TASK REQUIREMENTS -> Extract each line of the records below that contains the word "Nacimiento".

RAW DATA ->
§ §
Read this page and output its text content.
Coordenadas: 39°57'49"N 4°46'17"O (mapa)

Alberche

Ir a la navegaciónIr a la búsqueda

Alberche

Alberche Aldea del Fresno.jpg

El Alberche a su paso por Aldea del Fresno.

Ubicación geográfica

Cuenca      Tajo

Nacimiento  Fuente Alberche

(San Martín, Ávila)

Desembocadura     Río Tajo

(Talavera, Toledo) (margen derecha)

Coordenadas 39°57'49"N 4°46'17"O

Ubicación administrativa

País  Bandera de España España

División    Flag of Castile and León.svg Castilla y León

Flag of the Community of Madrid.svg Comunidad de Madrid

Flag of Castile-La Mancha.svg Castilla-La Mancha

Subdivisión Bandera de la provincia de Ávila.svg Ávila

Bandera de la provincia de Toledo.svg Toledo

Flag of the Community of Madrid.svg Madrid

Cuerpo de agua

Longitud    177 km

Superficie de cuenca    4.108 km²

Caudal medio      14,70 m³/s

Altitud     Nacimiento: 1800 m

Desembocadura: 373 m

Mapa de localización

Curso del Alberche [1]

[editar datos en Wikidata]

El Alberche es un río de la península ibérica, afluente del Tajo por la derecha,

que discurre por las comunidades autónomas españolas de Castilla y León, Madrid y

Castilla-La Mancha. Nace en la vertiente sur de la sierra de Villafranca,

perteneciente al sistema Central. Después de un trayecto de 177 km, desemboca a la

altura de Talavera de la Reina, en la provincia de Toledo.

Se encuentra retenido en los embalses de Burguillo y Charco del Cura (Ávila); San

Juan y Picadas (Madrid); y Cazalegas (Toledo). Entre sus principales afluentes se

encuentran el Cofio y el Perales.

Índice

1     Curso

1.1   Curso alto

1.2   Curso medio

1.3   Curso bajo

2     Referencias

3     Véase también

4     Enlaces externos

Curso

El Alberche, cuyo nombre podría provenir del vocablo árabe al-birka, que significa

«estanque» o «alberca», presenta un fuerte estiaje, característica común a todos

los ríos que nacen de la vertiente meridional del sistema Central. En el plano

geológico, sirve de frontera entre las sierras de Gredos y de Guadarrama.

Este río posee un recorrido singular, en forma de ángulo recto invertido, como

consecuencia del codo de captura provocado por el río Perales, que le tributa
§ §
WRITTEN SOLUTION ->
Nacimiento  Fuente Alberche
Altitud     Nacimiento: 1800 m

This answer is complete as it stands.